-- START Raw data --

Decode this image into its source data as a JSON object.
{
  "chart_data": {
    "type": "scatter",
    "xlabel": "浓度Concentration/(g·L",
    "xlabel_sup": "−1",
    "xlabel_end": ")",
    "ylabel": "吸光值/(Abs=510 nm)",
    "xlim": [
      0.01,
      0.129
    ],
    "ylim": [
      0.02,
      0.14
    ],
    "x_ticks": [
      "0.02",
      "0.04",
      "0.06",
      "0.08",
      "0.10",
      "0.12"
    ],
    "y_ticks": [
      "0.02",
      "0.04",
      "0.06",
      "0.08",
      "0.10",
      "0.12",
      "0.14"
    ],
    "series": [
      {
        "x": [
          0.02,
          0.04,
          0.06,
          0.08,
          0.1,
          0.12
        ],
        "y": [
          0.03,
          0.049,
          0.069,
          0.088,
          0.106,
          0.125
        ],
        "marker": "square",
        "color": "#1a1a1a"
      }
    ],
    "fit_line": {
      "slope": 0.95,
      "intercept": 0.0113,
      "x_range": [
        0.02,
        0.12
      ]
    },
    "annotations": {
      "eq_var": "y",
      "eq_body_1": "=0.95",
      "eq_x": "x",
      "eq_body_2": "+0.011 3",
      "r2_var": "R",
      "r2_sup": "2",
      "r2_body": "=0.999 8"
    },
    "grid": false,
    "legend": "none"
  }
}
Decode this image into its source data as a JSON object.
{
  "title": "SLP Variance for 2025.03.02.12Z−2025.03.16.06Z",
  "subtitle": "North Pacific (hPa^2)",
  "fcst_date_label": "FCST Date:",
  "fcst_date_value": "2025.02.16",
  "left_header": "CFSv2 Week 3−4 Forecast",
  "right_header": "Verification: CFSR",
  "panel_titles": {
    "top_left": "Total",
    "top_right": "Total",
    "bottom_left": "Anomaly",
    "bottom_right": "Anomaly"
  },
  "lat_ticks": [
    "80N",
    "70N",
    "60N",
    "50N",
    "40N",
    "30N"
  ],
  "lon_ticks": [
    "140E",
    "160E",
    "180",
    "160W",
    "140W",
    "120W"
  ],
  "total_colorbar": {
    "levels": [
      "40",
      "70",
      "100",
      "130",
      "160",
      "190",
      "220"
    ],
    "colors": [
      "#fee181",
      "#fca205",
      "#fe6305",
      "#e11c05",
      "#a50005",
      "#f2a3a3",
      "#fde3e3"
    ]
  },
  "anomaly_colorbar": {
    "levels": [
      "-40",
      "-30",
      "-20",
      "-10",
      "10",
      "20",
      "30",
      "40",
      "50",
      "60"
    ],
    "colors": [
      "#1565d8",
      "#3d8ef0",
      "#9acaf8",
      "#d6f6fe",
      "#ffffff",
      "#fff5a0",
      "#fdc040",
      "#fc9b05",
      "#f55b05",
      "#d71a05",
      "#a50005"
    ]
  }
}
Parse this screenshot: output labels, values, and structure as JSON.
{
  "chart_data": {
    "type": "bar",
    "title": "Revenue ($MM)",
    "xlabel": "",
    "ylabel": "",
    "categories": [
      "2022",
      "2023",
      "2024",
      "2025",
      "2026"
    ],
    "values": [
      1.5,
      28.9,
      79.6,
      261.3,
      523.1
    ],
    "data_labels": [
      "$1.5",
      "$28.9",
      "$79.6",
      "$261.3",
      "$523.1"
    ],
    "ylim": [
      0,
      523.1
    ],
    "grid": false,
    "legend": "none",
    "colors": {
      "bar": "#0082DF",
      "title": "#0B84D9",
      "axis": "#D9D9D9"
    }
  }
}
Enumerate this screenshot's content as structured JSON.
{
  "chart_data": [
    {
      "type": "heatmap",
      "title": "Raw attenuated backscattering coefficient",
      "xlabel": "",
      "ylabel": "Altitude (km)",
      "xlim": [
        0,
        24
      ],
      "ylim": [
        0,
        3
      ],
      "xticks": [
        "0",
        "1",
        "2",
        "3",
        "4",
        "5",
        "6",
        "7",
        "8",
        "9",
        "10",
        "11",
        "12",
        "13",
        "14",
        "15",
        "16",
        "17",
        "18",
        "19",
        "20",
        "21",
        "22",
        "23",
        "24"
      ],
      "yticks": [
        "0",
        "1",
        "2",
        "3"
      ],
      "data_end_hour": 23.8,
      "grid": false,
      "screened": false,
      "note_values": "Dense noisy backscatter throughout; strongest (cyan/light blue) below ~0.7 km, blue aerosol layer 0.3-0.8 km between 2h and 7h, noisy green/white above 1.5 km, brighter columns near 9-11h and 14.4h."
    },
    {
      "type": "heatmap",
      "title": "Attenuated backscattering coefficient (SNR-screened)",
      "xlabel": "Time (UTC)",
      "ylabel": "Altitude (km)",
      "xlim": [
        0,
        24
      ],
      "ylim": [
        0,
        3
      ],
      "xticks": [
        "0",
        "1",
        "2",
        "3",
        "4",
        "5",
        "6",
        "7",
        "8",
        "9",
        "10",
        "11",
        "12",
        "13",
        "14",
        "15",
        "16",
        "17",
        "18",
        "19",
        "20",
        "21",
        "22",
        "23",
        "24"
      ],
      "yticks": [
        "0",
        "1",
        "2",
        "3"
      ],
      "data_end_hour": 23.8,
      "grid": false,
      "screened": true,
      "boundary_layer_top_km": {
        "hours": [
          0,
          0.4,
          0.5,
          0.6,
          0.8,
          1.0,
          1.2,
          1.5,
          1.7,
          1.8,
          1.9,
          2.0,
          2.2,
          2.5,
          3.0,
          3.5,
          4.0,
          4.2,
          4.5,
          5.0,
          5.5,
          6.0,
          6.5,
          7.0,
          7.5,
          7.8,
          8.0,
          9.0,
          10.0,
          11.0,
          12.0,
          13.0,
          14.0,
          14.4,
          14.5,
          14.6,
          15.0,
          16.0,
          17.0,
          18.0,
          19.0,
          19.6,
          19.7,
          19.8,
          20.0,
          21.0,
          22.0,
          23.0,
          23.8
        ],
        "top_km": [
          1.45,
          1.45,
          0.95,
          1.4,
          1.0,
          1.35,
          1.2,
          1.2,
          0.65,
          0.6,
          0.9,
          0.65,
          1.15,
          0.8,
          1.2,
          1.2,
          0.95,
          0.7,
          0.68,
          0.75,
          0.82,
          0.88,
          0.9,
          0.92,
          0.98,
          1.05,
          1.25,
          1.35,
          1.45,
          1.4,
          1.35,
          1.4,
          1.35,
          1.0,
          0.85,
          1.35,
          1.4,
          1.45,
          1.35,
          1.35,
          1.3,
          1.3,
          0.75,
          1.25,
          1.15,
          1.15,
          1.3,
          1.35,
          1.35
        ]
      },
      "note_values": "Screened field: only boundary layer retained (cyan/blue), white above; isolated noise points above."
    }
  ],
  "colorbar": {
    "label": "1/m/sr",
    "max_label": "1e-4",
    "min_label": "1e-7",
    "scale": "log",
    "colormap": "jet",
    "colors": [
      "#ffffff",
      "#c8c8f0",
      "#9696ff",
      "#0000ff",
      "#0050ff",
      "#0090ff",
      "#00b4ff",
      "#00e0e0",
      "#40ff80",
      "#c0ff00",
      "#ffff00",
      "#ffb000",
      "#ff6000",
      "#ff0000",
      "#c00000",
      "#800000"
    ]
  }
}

-- END Raw data --

Pick out each line containing the string "type" and copy it.

Task solution
    "type": "scatter",
    "type": "bar",
      "type": "heatmap",
      "type": "heatmap",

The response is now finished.